Records provided |

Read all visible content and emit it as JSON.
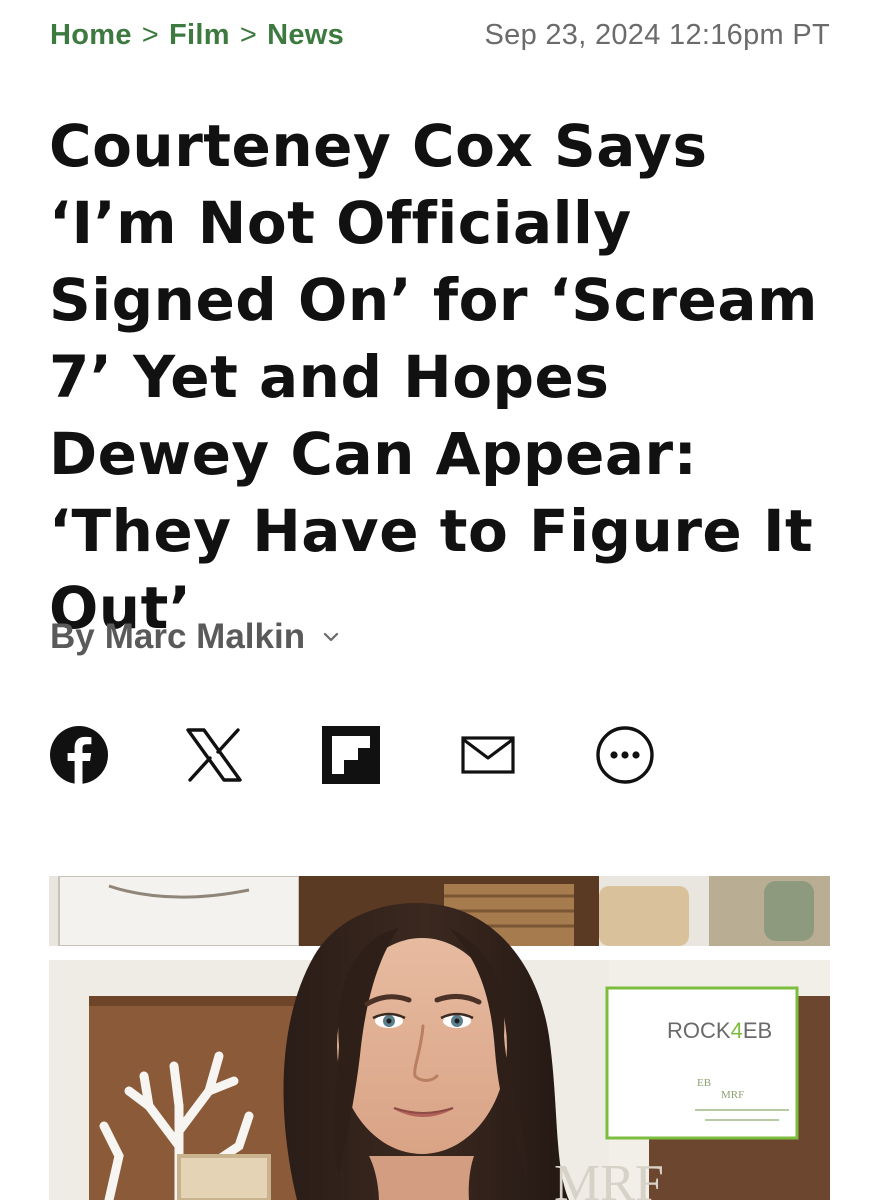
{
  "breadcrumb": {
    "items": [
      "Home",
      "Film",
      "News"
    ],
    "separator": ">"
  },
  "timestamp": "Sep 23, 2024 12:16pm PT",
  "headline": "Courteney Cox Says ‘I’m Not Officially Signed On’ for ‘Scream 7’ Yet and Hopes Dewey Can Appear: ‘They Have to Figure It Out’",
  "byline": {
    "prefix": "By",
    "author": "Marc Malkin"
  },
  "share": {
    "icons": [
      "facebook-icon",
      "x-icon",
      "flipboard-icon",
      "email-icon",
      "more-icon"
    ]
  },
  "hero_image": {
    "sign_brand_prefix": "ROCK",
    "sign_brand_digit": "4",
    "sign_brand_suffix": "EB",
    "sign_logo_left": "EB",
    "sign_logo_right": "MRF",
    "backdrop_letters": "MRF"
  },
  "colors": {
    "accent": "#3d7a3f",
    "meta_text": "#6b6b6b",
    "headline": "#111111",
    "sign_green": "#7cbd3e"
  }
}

...

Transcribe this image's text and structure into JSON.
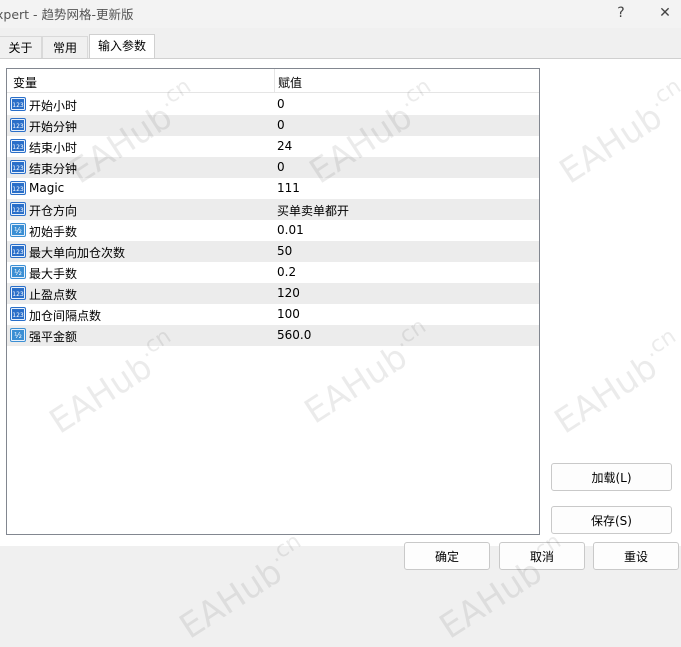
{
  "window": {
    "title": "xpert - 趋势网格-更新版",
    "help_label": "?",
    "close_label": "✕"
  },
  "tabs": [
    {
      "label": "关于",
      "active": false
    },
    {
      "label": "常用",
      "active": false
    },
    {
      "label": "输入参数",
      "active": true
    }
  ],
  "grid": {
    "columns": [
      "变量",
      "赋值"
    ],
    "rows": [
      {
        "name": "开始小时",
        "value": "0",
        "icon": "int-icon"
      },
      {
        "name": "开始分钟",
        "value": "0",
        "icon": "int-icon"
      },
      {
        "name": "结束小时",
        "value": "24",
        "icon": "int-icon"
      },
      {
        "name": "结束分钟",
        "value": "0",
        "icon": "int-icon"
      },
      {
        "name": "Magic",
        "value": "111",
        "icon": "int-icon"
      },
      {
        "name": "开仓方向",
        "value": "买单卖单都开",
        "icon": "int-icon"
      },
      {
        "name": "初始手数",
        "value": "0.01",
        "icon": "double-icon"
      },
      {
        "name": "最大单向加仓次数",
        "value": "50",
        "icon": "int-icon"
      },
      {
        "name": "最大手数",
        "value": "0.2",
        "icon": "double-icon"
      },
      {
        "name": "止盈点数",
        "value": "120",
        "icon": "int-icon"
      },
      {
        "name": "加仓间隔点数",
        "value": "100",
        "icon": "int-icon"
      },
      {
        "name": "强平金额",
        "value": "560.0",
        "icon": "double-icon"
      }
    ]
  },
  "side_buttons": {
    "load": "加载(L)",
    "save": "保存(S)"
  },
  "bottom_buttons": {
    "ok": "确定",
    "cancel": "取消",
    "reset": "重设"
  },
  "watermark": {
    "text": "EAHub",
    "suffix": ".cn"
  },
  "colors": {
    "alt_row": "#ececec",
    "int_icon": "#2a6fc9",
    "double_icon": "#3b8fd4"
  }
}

Exercise details |
Find the lines containing "name" and list every one of them.

Solution to this problem |
        "name": "开始小时",
        "name": "开始分钟",
        "name": "结束小时",
        "name": "结束分钟",
        "name": "Magic",
        "name": "开仓方向",
        "name": "初始手数",
        "name": "最大单向加仓次数",
        "name": "最大手数",
        "name": "止盈点数",
        "name": "加仓间隔点数",
        "name": "强平金额",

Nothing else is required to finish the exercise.